■ WORK REQUIRED:
Output the material beneath this task exactly, images excluded.
[BEGIN ENTRIES]
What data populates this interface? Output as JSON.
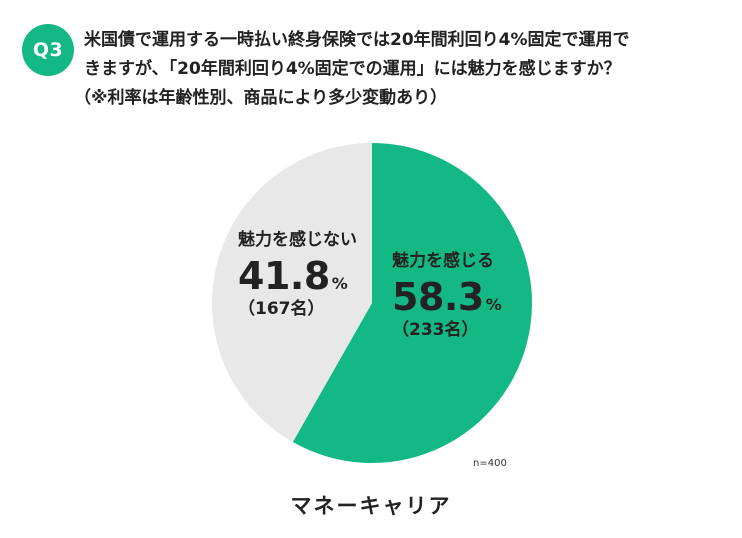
{
  "header": {
    "badge": "Q3",
    "question_line1": "米国債で運用する一時払い終身保険では20年間利回り4%固定で運用で",
    "question_line2": "きますが、「20年間利回り4%固定での運用」には魅力を感じますか？",
    "question_note": "（※利率は年齢性別、商品により多少変動あり）"
  },
  "chart_data": {
    "type": "pie",
    "title": "",
    "slices": [
      {
        "label": "魅力を感じる",
        "percent": 58.3,
        "count": 233,
        "percent_text": "58.3",
        "unit": "%",
        "count_text": "（233名）",
        "color": "#14b885"
      },
      {
        "label": "魅力を感じない",
        "percent": 41.8,
        "count": 167,
        "percent_text": "41.8",
        "unit": "%",
        "count_text": "（167名）",
        "color": "#e8e8e8"
      }
    ],
    "start": "12 o'clock",
    "direction": "clockwise",
    "sample_note": "n=400"
  },
  "footer": {
    "brand": "マネーキャリア"
  }
}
[END ENTRIES]
■ RESPONSE TO THE TASK:
What data populates this interface? Output as JSON.
{
  "header": {
    "badge": "Q3",
    "question_line1": "米国債で運用する一時払い終身保険では20年間利回り4%固定で運用で",
    "question_line2": "きますが、「20年間利回り4%固定での運用」には魅力を感じますか？",
    "question_note": "（※利率は年齢性別、商品により多少変動あり）"
  },
  "chart_data": {
    "type": "pie",
    "title": "",
    "slices": [
      {
        "label": "魅力を感じる",
        "percent": 58.3,
        "count": 233,
        "percent_text": "58.3",
        "unit": "%",
        "count_text": "（233名）",
        "color": "#14b885"
      },
      {
        "label": "魅力を感じない",
        "percent": 41.8,
        "count": 167,
        "percent_text": "41.8",
        "unit": "%",
        "count_text": "（167名）",
        "color": "#e8e8e8"
      }
    ],
    "start": "12 o'clock",
    "direction": "clockwise",
    "sample_note": "n=400"
  },
  "footer": {
    "brand": "マネーキャリア"
  }
}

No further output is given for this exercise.